▸ **Instructions to follow**: Pictures stay out of the copy; output exactly the lines from the one containing "What text is on this page?" through the end of the material.

____ Input data

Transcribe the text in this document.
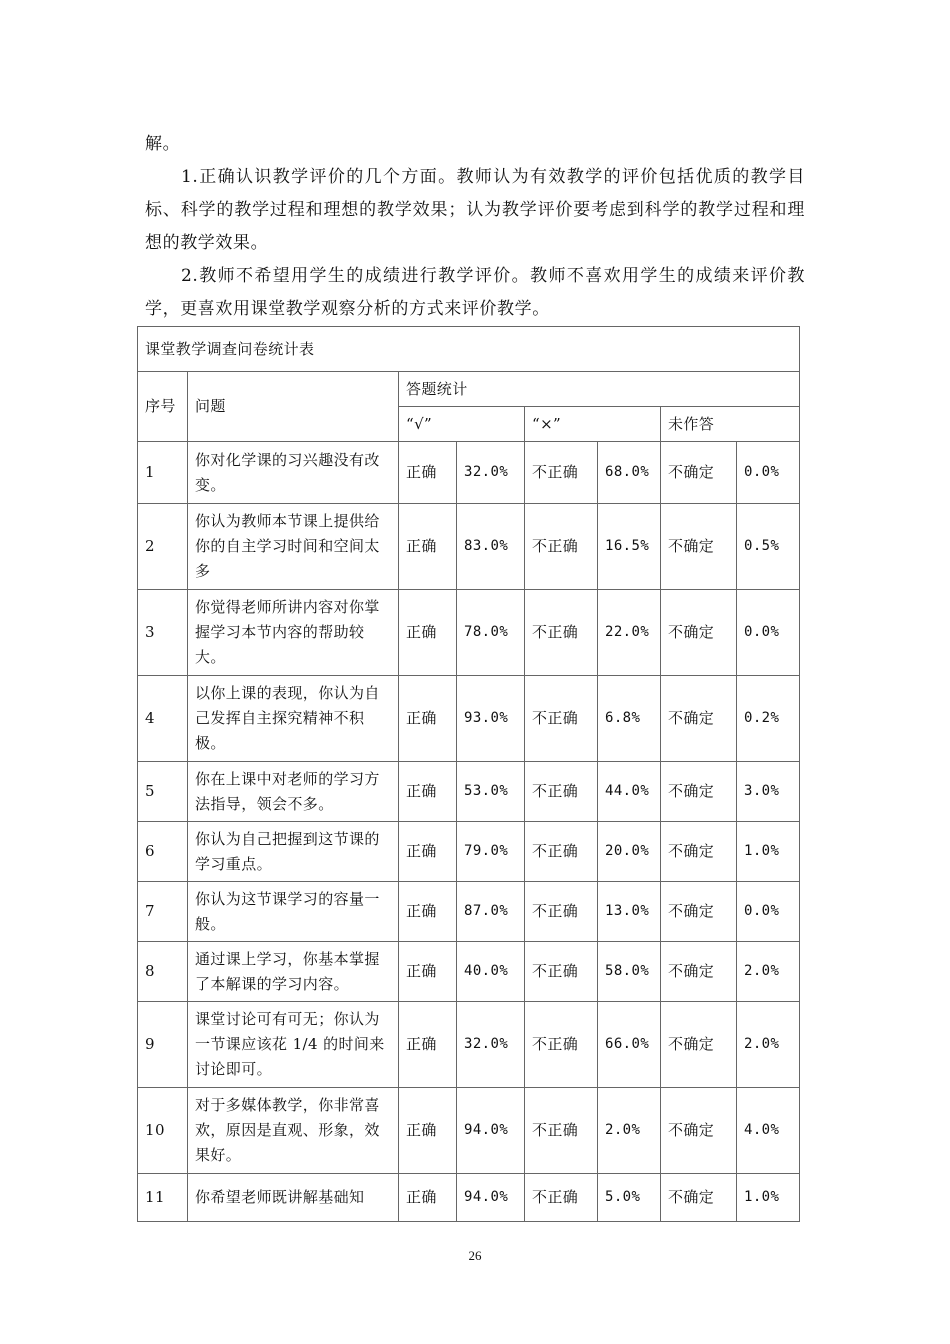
解。

1.正确认识教学评价的几个方面。教师认为有效教学的评价包括优质的教学目标、科学的教学过程和理想的教学效果；认为教学评价要考虑到科学的教学过程和理想的教学效果。

2.教师不希望用学生的成绩进行教学评价。教师不喜欢用学生的成绩来评价教学，更喜欢用课堂教学观察分析的方式来评价教学。

课堂教学调查问卷统计表							
序号	问题	答题统计					
		“√”		“×”		未作答	
1	你对化学课的习兴趣没有改变。	正确	32.0%	不正确	68.0%	不确定	0.0%
2	你认为教师本节课上提供给你的自主学习时间和空间太多	正确	83.0%	不正确	16.5%	不确定	0.5%
3	你觉得老师所讲内容对你掌握学习本节内容的帮助较大。	正确	78.0%	不正确	22.0%	不确定	0.0%
4	以你上课的表现，你认为自己发挥自主探究精神不积极。	正确	93.0%	不正确	6.8%	不确定	0.2%
5	你在上课中对老师的学习方法指导，领会不多。	正确	53.0%	不正确	44.0%	不确定	3.0%
6	你认为自己把握到这节课的学习重点。	正确	79.0%	不正确	20.0%	不确定	1.0%
7	你认为这节课学习的容量一般。	正确	87.0%	不正确	13.0%	不确定	0.0%
8	通过课上学习，你基本掌握了本解课的学习内容。	正确	40.0%	不正确	58.0%	不确定	2.0%
9	课堂讨论可有可无；你认为一节课应该花 1/4 的时间来讨论即可。	正确	32.0%	不正确	66.0%	不确定	2.0%
10	对于多媒体教学，你非常喜欢，原因是直观、形象，效果好。	正确	94.0%	不正确	2.0%	不确定	4.0%
11	你希望老师既讲解基础知	正确	94.0%	不正确	5.0%	不确定	1.0%
26
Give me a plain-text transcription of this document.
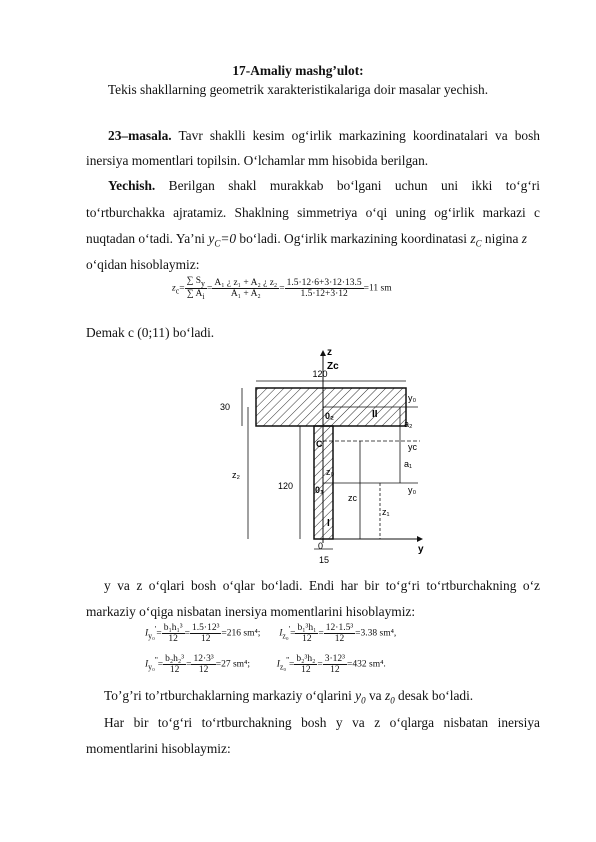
17-Amaliy mashg’ulot:
Tekis shakllarning geometrik xarakteristikalariga doir masalar yechish.
23–masala. Tavr shaklli kesim og‘irlik markazining koordinatalari va bosh
inersiya momentlari topilsin. O‘lchamlar mm hisobida berilgan.
Yechish. Berilgan shakl murakkab bo‘lgani uchun uni ikki to‘g‘ri
to‘rtburchakka ajratamiz. Shaklning simmetriya o‘qi uning og‘irlik markazi c
nuqtadan o‘tadi. Ya’ni $y_C=0$ bo‘ladi. Og‘irlik markazining koordinatasi $z_C$ nigina z
o‘qidan hisoblaymiz:
$z_c= \frac{\sum S_y}{\sum A_i} = \frac{\text{A₁ ¿ z₁ + A₂ ¿ z₂}}{\text{A₁ + A₂}} = \frac{1.5\cdot 12\cdot 6+3\cdot 12\cdot 13.5}{1.5\cdot 12+3\cdot 12} =11$ sm
Demak c (0;11) bo‘ladi.
z
Zc
y
y₀
yc
y₀
120
30
120
z₂
15
0
II
I
a₂
a₁
zc
z₁
0₂
C
z₀
0₁
y va z o‘qlari bosh o‘qlar bo‘ladi. Endi har bir to‘g‘ri to‘rtburchakning o‘z
markaziy o‘qiga nisbatan inersiya momentlarini hisoblaymiz:
$I_{y_0}'= \frac{\text{b₁h₁³}}{12} = \frac{\text{1.5·12³}}{12} =216$ sm⁴; $I_{z_0}'= \frac{\text{b₁³h₁}}{12} = \frac{\text{12·1.5³}}{12} =3.38$ sm⁴,
$I_{y_0}''= \frac{\text{b₂h₂³}}{12} = \frac{\text{12·3³}}{12} =27$ sm⁴;	$I_{z_0}''= \frac{\text{b₂³h₂}}{12} = \frac{\text{3·12³}}{12} =432$ sm⁴.
To’g’ri to’rtburchaklarning markaziy o‘qlarini $y_0$ va $z_0$ desak bo‘ladi.
Har bir to‘g‘ri to‘rtburchakning bosh y va z o‘qlarga nisbatan inersiya
momentlarini hisoblaymiz:
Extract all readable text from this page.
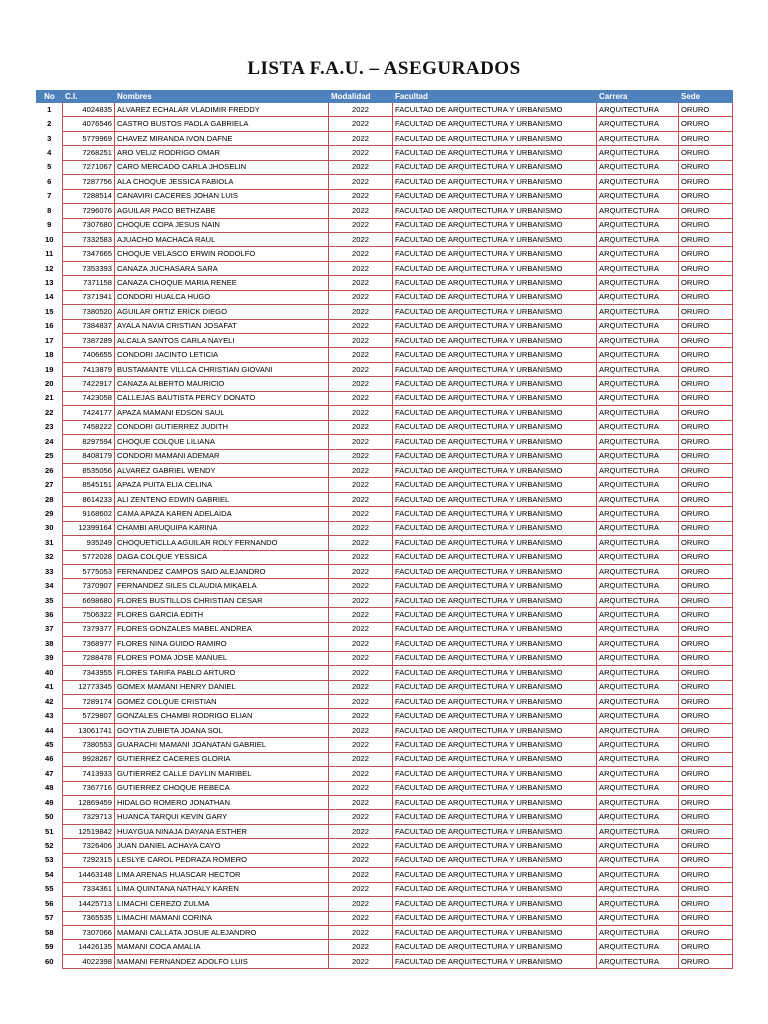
LISTA F.A.U. – ASEGURADOS
No	C.I.	Nombres	Modalidad	Facultad	Carrera	Sede
1	4024835	ALVAREZ ECHALAR VLADIMIR FREDDY	2022	FACULTAD DE ARQUITECTURA Y URBANISMO	ARQUITECTURA	ORURO
2	4076546	CASTRO BUSTOS PAOLA GABRIELA	2022	FACULTAD DE ARQUITECTURA Y URBANISMO	ARQUITECTURA	ORURO
3	5779969	CHAVEZ MIRANDA IVON DAFNE	2022	FACULTAD DE ARQUITECTURA Y URBANISMO	ARQUITECTURA	ORURO
4	7268251	ARO VELIZ RODRIGO OMAR	2022	FACULTAD DE ARQUITECTURA Y URBANISMO	ARQUITECTURA	ORURO
5	7271067	CARO MERCADO CARLA JHOSELIN	2022	FACULTAD DE ARQUITECTURA Y URBANISMO	ARQUITECTURA	ORURO
6	7287756	ALA CHOQUE JESSICA FABIOLA	2022	FACULTAD DE ARQUITECTURA Y URBANISMO	ARQUITECTURA	ORURO
7	7288514	CANAVIRI CACERES JOHAN LUIS	2022	FACULTAD DE ARQUITECTURA Y URBANISMO	ARQUITECTURA	ORURO
8	7296076	AGUILAR PACO BETHZABE	2022	FACULTAD DE ARQUITECTURA Y URBANISMO	ARQUITECTURA	ORURO
9	7307680	CHOQUE COPA JESUS NAIN	2022	FACULTAD DE ARQUITECTURA Y URBANISMO	ARQUITECTURA	ORURO
10	7332583	AJUACHO MACHACA RAUL	2022	FACULTAD DE ARQUITECTURA Y URBANISMO	ARQUITECTURA	ORURO
11	7347665	CHOQUE VELASCO ERWIN RODOLFO	2022	FACULTAD DE ARQUITECTURA Y URBANISMO	ARQUITECTURA	ORURO
12	7353393	CANAZA JUCHASARA SARA	2022	FACULTAD DE ARQUITECTURA Y URBANISMO	ARQUITECTURA	ORURO
13	7371158	CANAZA CHOQUE MARIA RENEE	2022	FACULTAD DE ARQUITECTURA Y URBANISMO	ARQUITECTURA	ORURO
14	7371941	CONDORI HUALCA HUGO	2022	FACULTAD DE ARQUITECTURA Y URBANISMO	ARQUITECTURA	ORURO
15	7380520	AGUILAR ORTIZ ERICK DIEGO	2022	FACULTAD DE ARQUITECTURA Y URBANISMO	ARQUITECTURA	ORURO
16	7384837	AYALA NAVIA CRISTIAN JOSAFAT	2022	FACULTAD DE ARQUITECTURA Y URBANISMO	ARQUITECTURA	ORURO
17	7387289	ALCALA SANTOS CARLA NAYELI	2022	FACULTAD DE ARQUITECTURA Y URBANISMO	ARQUITECTURA	ORURO
18	7406655	CONDORI JACINTO LETICIA	2022	FACULTAD DE ARQUITECTURA Y URBANISMO	ARQUITECTURA	ORURO
19	7413879	BUSTAMANTE VILLCA CHRISTIAN GIOVANI	2022	FACULTAD DE ARQUITECTURA Y URBANISMO	ARQUITECTURA	ORURO
20	7422917	CANAZA ALBERTO MAURICIO	2022	FACULTAD DE ARQUITECTURA Y URBANISMO	ARQUITECTURA	ORURO
21	7423058	CALLEJAS BAUTISTA PERCY DONATO	2022	FACULTAD DE ARQUITECTURA Y URBANISMO	ARQUITECTURA	ORURO
22	7424177	APAZA MAMANI EDSON SAUL	2022	FACULTAD DE ARQUITECTURA Y URBANISMO	ARQUITECTURA	ORURO
23	7458222	CONDORI GUTIERREZ JUDITH	2022	FACULTAD DE ARQUITECTURA Y URBANISMO	ARQUITECTURA	ORURO
24	8297594	CHOQUE COLQUE LILIANA	2022	FACULTAD DE ARQUITECTURA Y URBANISMO	ARQUITECTURA	ORURO
25	8408179	CONDORI MAMANI ADEMAR	2022	FACULTAD DE ARQUITECTURA Y URBANISMO	ARQUITECTURA	ORURO
26	8535056	ALVAREZ GABRIEL WENDY	2022	FACULTAD DE ARQUITECTURA Y URBANISMO	ARQUITECTURA	ORURO
27	8545151	APAZA PUITA ELIA CELINA	2022	FACULTAD DE ARQUITECTURA Y URBANISMO	ARQUITECTURA	ORURO
28	8614233	ALI ZENTENO EDWIN GABRIEL	2022	FACULTAD DE ARQUITECTURA Y URBANISMO	ARQUITECTURA	ORURO
29	9168602	CAMA APAZA KAREN ADELAIDA	2022	FACULTAD DE ARQUITECTURA Y URBANISMO	ARQUITECTURA	ORURO
30	12399164	CHAMBI ARUQUIPA KARINA	2022	FACULTAD DE ARQUITECTURA Y URBANISMO	ARQUITECTURA	ORURO
31	935249	CHOQUETICLLA AGUILAR ROLY FERNANDO	2022	FACULTAD DE ARQUITECTURA Y URBANISMO	ARQUITECTURA	ORURO
32	5772028	DAGA COLQUE YESSICA	2022	FACULTAD DE ARQUITECTURA Y URBANISMO	ARQUITECTURA	ORURO
33	5775053	FERNANDEZ CAMPOS SAID ALEJANDRO	2022	FACULTAD DE ARQUITECTURA Y URBANISMO	ARQUITECTURA	ORURO
34	7370907	FERNANDEZ SILES CLAUDIA MIKAELA	2022	FACULTAD DE ARQUITECTURA Y URBANISMO	ARQUITECTURA	ORURO
35	6698680	FLORES BUSTILLOS CHRISTIAN CESAR	2022	FACULTAD DE ARQUITECTURA Y URBANISMO	ARQUITECTURA	ORURO
36	7506322	FLORES GARCIA EDITH	2022	FACULTAD DE ARQUITECTURA Y URBANISMO	ARQUITECTURA	ORURO
37	7379377	FLORES GONZALES MABEL ANDREA	2022	FACULTAD DE ARQUITECTURA Y URBANISMO	ARQUITECTURA	ORURO
38	7368977	FLORES NINA GUIDO RAMIRO	2022	FACULTAD DE ARQUITECTURA Y URBANISMO	ARQUITECTURA	ORURO
39	7288478	FLORES POMA JOSE MANUEL	2022	FACULTAD DE ARQUITECTURA Y URBANISMO	ARQUITECTURA	ORURO
40	7343955	FLORES TARIFA PABLO ARTURO	2022	FACULTAD DE ARQUITECTURA Y URBANISMO	ARQUITECTURA	ORURO
41	12773345	GOMEX MAMANI HENRY DANIEL	2022	FACULTAD DE ARQUITECTURA Y URBANISMO	ARQUITECTURA	ORURO
42	7289174	GOMEZ COLQUE CRISTIAN	2022	FACULTAD DE ARQUITECTURA Y URBANISMO	ARQUITECTURA	ORURO
43	5729807	GONZALES CHAMBI RODRIGO ELIAN	2022	FACULTAD DE ARQUITECTURA Y URBANISMO	ARQUITECTURA	ORURO
44	13061741	GOYTIA ZUBIETA JOANA SOL	2022	FACULTAD DE ARQUITECTURA Y URBANISMO	ARQUITECTURA	ORURO
45	7380553	GUARACHI MAMANI JOANATAN GABRIEL	2022	FACULTAD DE ARQUITECTURA Y URBANISMO	ARQUITECTURA	ORURO
46	9928267	GUTIERREZ CACERES GLORIA	2022	FACULTAD DE ARQUITECTURA Y URBANISMO	ARQUITECTURA	ORURO
47	7413933	GUTIERREZ CALLE DAYLIN MARIBEL	2022	FACULTAD DE ARQUITECTURA Y URBANISMO	ARQUITECTURA	ORURO
48	7367716	GUTIERREZ CHOQUE REBECA	2022	FACULTAD DE ARQUITECTURA Y URBANISMO	ARQUITECTURA	ORURO
49	12869459	HIDALGO ROMERO JONATHAN	2022	FACULTAD DE ARQUITECTURA Y URBANISMO	ARQUITECTURA	ORURO
50	7329713	HUANCA TARQUI KEVIN GARY	2022	FACULTAD DE ARQUITECTURA Y URBANISMO	ARQUITECTURA	ORURO
51	12519842	HUAYGUA NINAJA DAYANA ESTHER	2022	FACULTAD DE ARQUITECTURA Y URBANISMO	ARQUITECTURA	ORURO
52	7326406	JUAN DANIEL ACHAYA CAYO	2022	FACULTAD DE ARQUITECTURA Y URBANISMO	ARQUITECTURA	ORURO
53	7292315	LESLYE CAROL PEDRAZA ROMERO	2022	FACULTAD DE ARQUITECTURA Y URBANISMO	ARQUITECTURA	ORURO
54	14463148	LIMA ARENAS HUASCAR HECTOR	2022	FACULTAD DE ARQUITECTURA Y URBANISMO	ARQUITECTURA	ORURO
55	7334361	LIMA QUINTANA NATHALY KAREN	2022	FACULTAD DE ARQUITECTURA Y URBANISMO	ARQUITECTURA	ORURO
56	14425713	LIMACHI CEREZO ZULMA	2022	FACULTAD DE ARQUITECTURA Y URBANISMO	ARQUITECTURA	ORURO
57	7365535	LIMACHI MAMANI CORINA	2022	FACULTAD DE ARQUITECTURA Y URBANISMO	ARQUITECTURA	ORURO
58	7307066	MAMANI CALLATA JOSUE ALEJANDRO	2022	FACULTAD DE ARQUITECTURA Y URBANISMO	ARQUITECTURA	ORURO
59	14426135	MAMANI COCA AMALIA	2022	FACULTAD DE ARQUITECTURA Y URBANISMO	ARQUITECTURA	ORURO
60	4022398	MAMANI FERNANDEZ ADOLFO LUIS	2022	FACULTAD DE ARQUITECTURA Y URBANISMO	ARQUITECTURA	ORURO
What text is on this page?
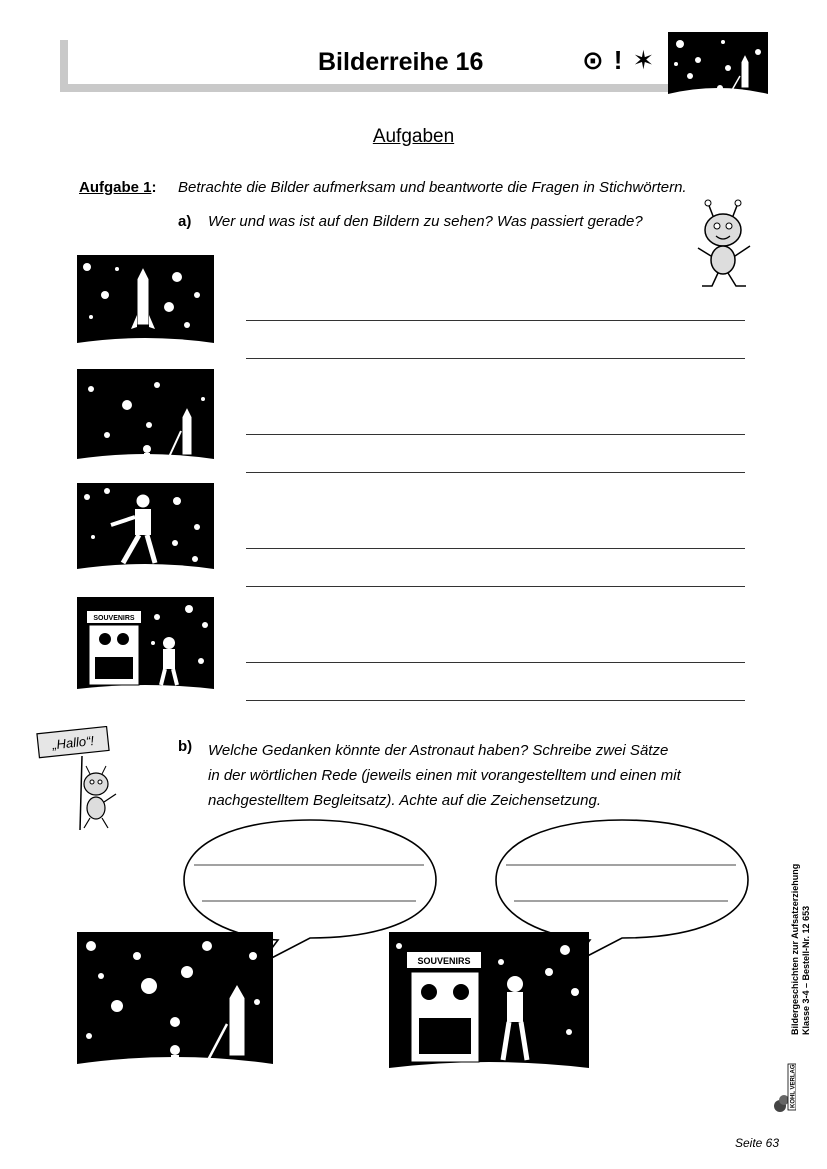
Bilderreihe 16	⊙ ! ✶
Aufgaben
Aufgabe 1: Betrachte die Bilder aufmerksam und beantworte die Fragen in Stichwörtern.
a) Wer und was ist auf den Bildern zu sehen? Was passiert gerade?
SOUVENIRS
„Hallo“!	b) Welche Gedanken könnte der Astronaut haben? Schreibe zwei Sätze
in der wörtlichen Rede (jeweils einen mit vorangestelltem und einen mit
nachgestelltem Begleitsatz). Achte auf die Zeichensetzung.
SOUVENIRS	Bildergeschichten zur Aufsatzerziehung Klasse 3-4 – Bestell-Nr. 12 653
KOHL VERLAG
Seite 63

________

▸ **Result of this exercise**:
What text is on this page?
Bilderreihe 16	⊙ ! ✶
Aufgaben
Aufgabe 1: Betrachte die Bilder aufmerksam und beantworte die Fragen in Stichwörtern.
a) Wer und was ist auf den Bildern zu sehen? Was passiert gerade?
SOUVENIRS
„Hallo“!	b) Welche Gedanken könnte der Astronaut haben? Schreibe zwei Sätze
in der wörtlichen Rede (jeweils einen mit vorangestelltem und einen mit
nachgestelltem Begleitsatz). Achte auf die Zeichensetzung.
SOUVENIRS	Bildergeschichten zur Aufsatzerziehung Klasse 3-4 – Bestell-Nr. 12 653
KOHL VERLAG
Seite 63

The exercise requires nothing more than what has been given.